Leave out the images; return the rest of the data exactly.

Items listed in a dataset
☆ ☆ ☆ ☆

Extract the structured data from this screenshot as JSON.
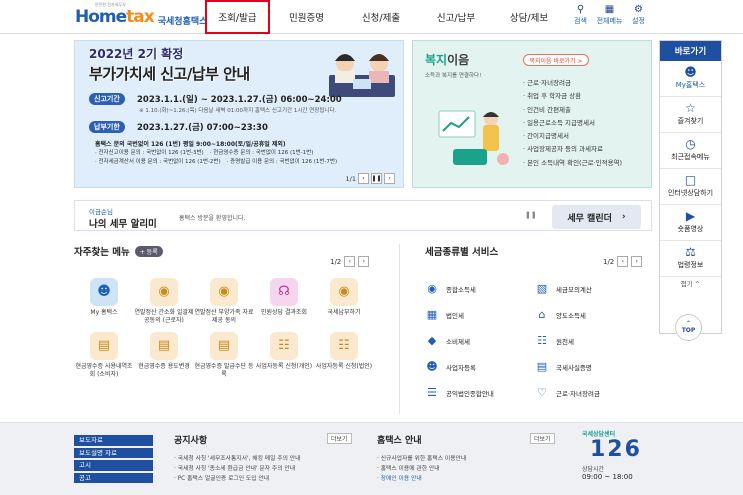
{
  "header": {
    "logo_small": "안전한 전자세무서",
    "logo_main": "Home",
    "logo_accent": "tax",
    "logo_name": "국세청홈택스",
    "nav": [
      "조회/발급",
      "민원증명",
      "신청/제출",
      "신고/납부",
      "상담/제보"
    ],
    "util": [
      {
        "label": "검색",
        "icon": "search-icon"
      },
      {
        "label": "전체메뉴",
        "icon": "menu-grid-icon"
      },
      {
        "label": "설정",
        "icon": "gear-icon"
      }
    ]
  },
  "banner": {
    "line1": "2022년 2기 확정",
    "line2": "부가가치세 신고/납부 안내",
    "period_label": "신고기간",
    "period_value": "2023.1.1.(일) ~ 2023.1.27.(금) 06:00~24:00",
    "period_note": "※ 1.10.(화)~1.26.(목) 다음날 새벽 01:00까지 홈택스 신고기간 1시간 연장됩니다.",
    "payment_label": "납부기한",
    "payment_value": "2023.1.27.(금) 07:00~23:30",
    "contact_main": "홈택스 문의 국번없이 126 (1번) 평일 9:00~18:00(토/일/공휴일 제외)",
    "contacts": [
      "· 전자신고이용 문의 : 국번없이 126 (1번-3번)",
      "· 현금영수증 문의 : 국번없이 126 (1번-1번)",
      "· 전자세금계산서 이용 문의 : 국번없이 126 (1번-2번)",
      "· 증명발급 이용 문의 : 국번없이 126 (1번-7번)"
    ],
    "page": "1/1"
  },
  "welfare": {
    "title_accent": "복지",
    "title_rest": "이음",
    "desc": "소득과 복지를 연결하다!",
    "button": "복지이음 바로가기 >",
    "items": [
      "근로·자녀장려금",
      "취업 후 학자금 상환",
      "인건비 간편제출",
      "일용근로소득 지급명세서",
      "간이지급명세서",
      "사업장제공자 등의 과세자료",
      "본인 소득내역 확인(근로·인적용역)"
    ]
  },
  "side": {
    "head": "바로가기",
    "items": [
      {
        "label": "My홈택스",
        "icon": "person-icon"
      },
      {
        "label": "즐겨찾기",
        "icon": "star-icon"
      },
      {
        "label": "최근접속메뉴",
        "icon": "clock-icon"
      },
      {
        "label": "인터넷상담하기",
        "icon": "chat-icon"
      },
      {
        "label": "숏폼영상",
        "icon": "play-icon"
      },
      {
        "label": "법령정보",
        "icon": "gavel-icon"
      }
    ],
    "fold": "접기 ^",
    "top": "TOP"
  },
  "notice": {
    "kicker": "이금순님",
    "title": "나의 세무 알리미",
    "message": "홈택스 방문을 환영합니다.",
    "button": "세무 캘린더"
  },
  "freq": {
    "title": "자주찾는 메뉴",
    "register": "+ 등록",
    "page": "1/2",
    "items": [
      {
        "label": "My 홈택스",
        "icon": "person-icon",
        "color": "#cfe3f7"
      },
      {
        "label": "연말정산 간소화 일괄제공동의 (근로자)",
        "icon": "moneybag-icon",
        "color": "#fbe9cf"
      },
      {
        "label": "연말정산 부양가족 자료제공 동의",
        "icon": "moneybag-icon",
        "color": "#fbe9cf"
      },
      {
        "label": "민원상담 결과조회",
        "icon": "headset-icon",
        "color": "#f6d6ef"
      },
      {
        "label": "국세납부하기",
        "icon": "moneybag-icon",
        "color": "#fbe9cf"
      },
      {
        "label": "현금영수증 사용내역조회 (소비자)",
        "icon": "receipt-icon",
        "color": "#fbe9cf"
      },
      {
        "label": "현금영수증 용도변경",
        "icon": "receipt-icon",
        "color": "#fbe9cf"
      },
      {
        "label": "현금영수증 발급수단 등록",
        "icon": "receipt-icon",
        "color": "#fbe9cf"
      },
      {
        "label": "사업자등록 신청(개인)",
        "icon": "document-icon",
        "color": "#fbe9cf"
      },
      {
        "label": "사업자등록 신청(법인)",
        "icon": "document-icon",
        "color": "#fbe9cf"
      }
    ]
  },
  "tax": {
    "title": "세금종류별 서비스",
    "page": "1/2",
    "left": [
      {
        "label": "종합소득세",
        "icon": "piggy-icon"
      },
      {
        "label": "법인세",
        "icon": "building-icon"
      },
      {
        "label": "소비제세",
        "icon": "diamond-icon"
      },
      {
        "label": "사업자등록",
        "icon": "person-icon"
      },
      {
        "label": "공익법인종합안내",
        "icon": "clipboard-icon"
      }
    ],
    "right": [
      {
        "label": "세금모의계산",
        "icon": "calculator-icon"
      },
      {
        "label": "양도소득세",
        "icon": "house-icon"
      },
      {
        "label": "원천세",
        "icon": "document-icon"
      },
      {
        "label": "국세사실증명",
        "icon": "certificate-icon"
      },
      {
        "label": "근로·자녀장려금",
        "icon": "heart-icon"
      }
    ]
  },
  "footer": {
    "tabs": [
      "보도자료",
      "보도설명 자료",
      "고시",
      "공고"
    ],
    "notice_title": "공지사항",
    "notice_more": "더보기",
    "notices": [
      "국세청 사칭 '세무조사통지서', 해킹 메일 주의 안내",
      "국세청 사칭 '종소세 환급금 안내' 문자 주의 안내",
      "PC 홈택스 얼굴인증 로그인 도입 안내"
    ],
    "guide_title": "홈택스 안내",
    "guide_more": "더보기",
    "guides": [
      "신규사업자를 위한 홈택스 이용안내",
      "홈택스 이용에 관한 안내",
      "장애인 이용 안내"
    ],
    "call_kicker": "국세상담센터",
    "call_number": "126",
    "call_hours_label": "상담시간",
    "call_hours": "09:00 ~ 18:00"
  }
}
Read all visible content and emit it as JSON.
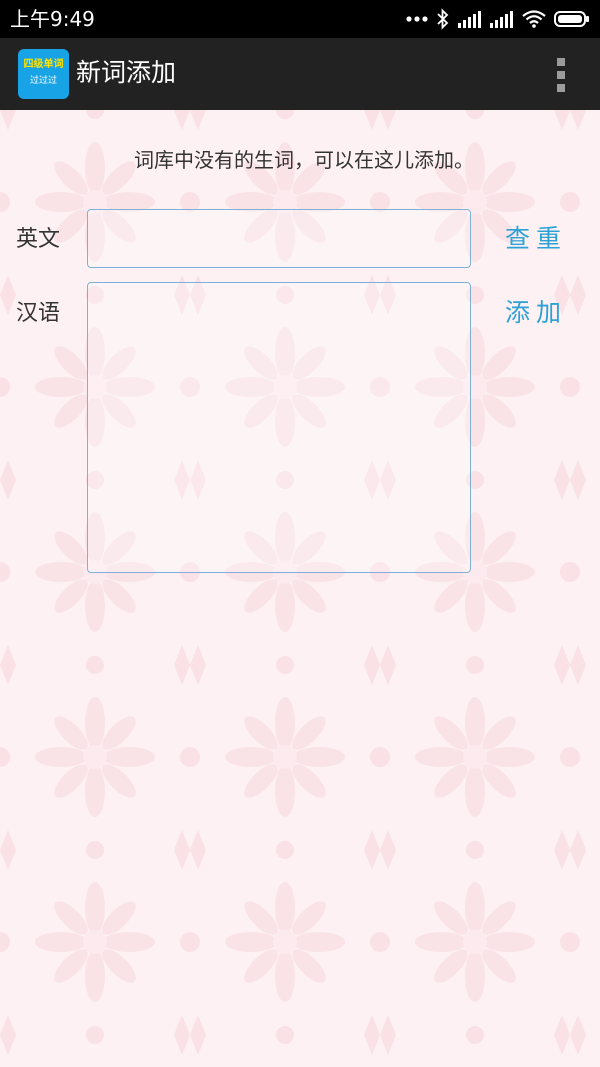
{
  "status_bar": {
    "time": "上午9:49",
    "icons": [
      "more-dots-icon",
      "bluetooth-icon",
      "signal-icon",
      "signal-icon",
      "wifi-icon",
      "battery-icon"
    ]
  },
  "app_bar": {
    "icon_line1": "四级单词",
    "icon_line2": "过过过",
    "title": "新词添加",
    "menu_icon": "overflow-menu-icon"
  },
  "form": {
    "hint": "词库中没有的生词，可以在这儿添加。",
    "english_label": "英文",
    "english_value": "",
    "chinese_label": "汉语",
    "chinese_value": "",
    "check_button": "查重",
    "add_button": "添加"
  },
  "colors": {
    "status_bar": "#000000",
    "app_bar": "#222222",
    "accent": "#2ea1d6",
    "app_icon": "#17a3e6",
    "background": "#fdf1f3"
  }
}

☆ ☆ ☆ ☆

▶ [OUTPUT FOR THIS EXERCISE]
Extract the structured data from this screenshot as JSON.
{
  "header": {
    "logo_small": "안전한 전자세무서",
    "logo_main": "Home",
    "logo_accent": "tax",
    "logo_name": "국세청홈택스",
    "nav": [
      "조회/발급",
      "민원증명",
      "신청/제출",
      "신고/납부",
      "상담/제보"
    ],
    "util": [
      {
        "label": "검색",
        "icon": "search-icon"
      },
      {
        "label": "전체메뉴",
        "icon": "menu-grid-icon"
      },
      {
        "label": "설정",
        "icon": "gear-icon"
      }
    ]
  },
  "banner": {
    "line1": "2022년 2기 확정",
    "line2": "부가가치세 신고/납부 안내",
    "period_label": "신고기간",
    "period_value": "2023.1.1.(일) ~ 2023.1.27.(금) 06:00~24:00",
    "period_note": "※ 1.10.(화)~1.26.(목) 다음날 새벽 01:00까지 홈택스 신고기간 1시간 연장됩니다.",
    "payment_label": "납부기한",
    "payment_value": "2023.1.27.(금) 07:00~23:30",
    "contact_main": "홈택스 문의 국번없이 126 (1번) 평일 9:00~18:00(토/일/공휴일 제외)",
    "contacts": [
      "· 전자신고이용 문의 : 국번없이 126 (1번-3번)",
      "· 현금영수증 문의 : 국번없이 126 (1번-1번)",
      "· 전자세금계산서 이용 문의 : 국번없이 126 (1번-2번)",
      "· 증명발급 이용 문의 : 국번없이 126 (1번-7번)"
    ],
    "page": "1/1"
  },
  "welfare": {
    "title_accent": "복지",
    "title_rest": "이음",
    "desc": "소득과 복지를 연결하다!",
    "button": "복지이음 바로가기 >",
    "items": [
      "근로·자녀장려금",
      "취업 후 학자금 상환",
      "인건비 간편제출",
      "일용근로소득 지급명세서",
      "간이지급명세서",
      "사업장제공자 등의 과세자료",
      "본인 소득내역 확인(근로·인적용역)"
    ]
  },
  "side": {
    "head": "바로가기",
    "items": [
      {
        "label": "My홈택스",
        "icon": "person-icon"
      },
      {
        "label": "즐겨찾기",
        "icon": "star-icon"
      },
      {
        "label": "최근접속메뉴",
        "icon": "clock-icon"
      },
      {
        "label": "인터넷상담하기",
        "icon": "chat-icon"
      },
      {
        "label": "숏폼영상",
        "icon": "play-icon"
      },
      {
        "label": "법령정보",
        "icon": "gavel-icon"
      }
    ],
    "fold": "접기 ^",
    "top": "TOP"
  },
  "notice": {
    "kicker": "이금순님",
    "title": "나의 세무 알리미",
    "message": "홈택스 방문을 환영합니다.",
    "button": "세무 캘린더"
  },
  "freq": {
    "title": "자주찾는 메뉴",
    "register": "+ 등록",
    "page": "1/2",
    "items": [
      {
        "label": "My 홈택스",
        "icon": "person-icon",
        "color": "#cfe3f7"
      },
      {
        "label": "연말정산 간소화 일괄제공동의 (근로자)",
        "icon": "moneybag-icon",
        "color": "#fbe9cf"
      },
      {
        "label": "연말정산 부양가족 자료제공 동의",
        "icon": "moneybag-icon",
        "color": "#fbe9cf"
      },
      {
        "label": "민원상담 결과조회",
        "icon": "headset-icon",
        "color": "#f6d6ef"
      },
      {
        "label": "국세납부하기",
        "icon": "moneybag-icon",
        "color": "#fbe9cf"
      },
      {
        "label": "현금영수증 사용내역조회 (소비자)",
        "icon": "receipt-icon",
        "color": "#fbe9cf"
      },
      {
        "label": "현금영수증 용도변경",
        "icon": "receipt-icon",
        "color": "#fbe9cf"
      },
      {
        "label": "현금영수증 발급수단 등록",
        "icon": "receipt-icon",
        "color": "#fbe9cf"
      },
      {
        "label": "사업자등록 신청(개인)",
        "icon": "document-icon",
        "color": "#fbe9cf"
      },
      {
        "label": "사업자등록 신청(법인)",
        "icon": "document-icon",
        "color": "#fbe9cf"
      }
    ]
  },
  "tax": {
    "title": "세금종류별 서비스",
    "page": "1/2",
    "left": [
      {
        "label": "종합소득세",
        "icon": "piggy-icon"
      },
      {
        "label": "법인세",
        "icon": "building-icon"
      },
      {
        "label": "소비제세",
        "icon": "diamond-icon"
      },
      {
        "label": "사업자등록",
        "icon": "person-icon"
      },
      {
        "label": "공익법인종합안내",
        "icon": "clipboard-icon"
      }
    ],
    "right": [
      {
        "label": "세금모의계산",
        "icon": "calculator-icon"
      },
      {
        "label": "양도소득세",
        "icon": "house-icon"
      },
      {
        "label": "원천세",
        "icon": "document-icon"
      },
      {
        "label": "국세사실증명",
        "icon": "certificate-icon"
      },
      {
        "label": "근로·자녀장려금",
        "icon": "heart-icon"
      }
    ]
  },
  "footer": {
    "tabs": [
      "보도자료",
      "보도설명 자료",
      "고시",
      "공고"
    ],
    "notice_title": "공지사항",
    "notice_more": "더보기",
    "notices": [
      "국세청 사칭 '세무조사통지서', 해킹 메일 주의 안내",
      "국세청 사칭 '종소세 환급금 안내' 문자 주의 안내",
      "PC 홈택스 얼굴인증 로그인 도입 안내"
    ],
    "guide_title": "홈택스 안내",
    "guide_more": "더보기",
    "guides": [
      "신규사업자를 위한 홈택스 이용안내",
      "홈택스 이용에 관한 안내",
      "장애인 이용 안내"
    ],
    "call_kicker": "국세상담센터",
    "call_number": "126",
    "call_hours_label": "상담시간",
    "call_hours": "09:00 ~ 18:00"
  }
}
Read all visible content and emit it as JSON.
{
  "status_bar": {
    "time": "上午9:49",
    "icons": [
      "more-dots-icon",
      "bluetooth-icon",
      "signal-icon",
      "signal-icon",
      "wifi-icon",
      "battery-icon"
    ]
  },
  "app_bar": {
    "icon_line1": "四级单词",
    "icon_line2": "过过过",
    "title": "新词添加",
    "menu_icon": "overflow-menu-icon"
  },
  "form": {
    "hint": "词库中没有的生词，可以在这儿添加。",
    "english_label": "英文",
    "english_value": "",
    "chinese_label": "汉语",
    "chinese_value": "",
    "check_button": "查重",
    "add_button": "添加"
  },
  "colors": {
    "status_bar": "#000000",
    "app_bar": "#222222",
    "accent": "#2ea1d6",
    "app_icon": "#17a3e6",
    "background": "#fdf1f3"
  }
}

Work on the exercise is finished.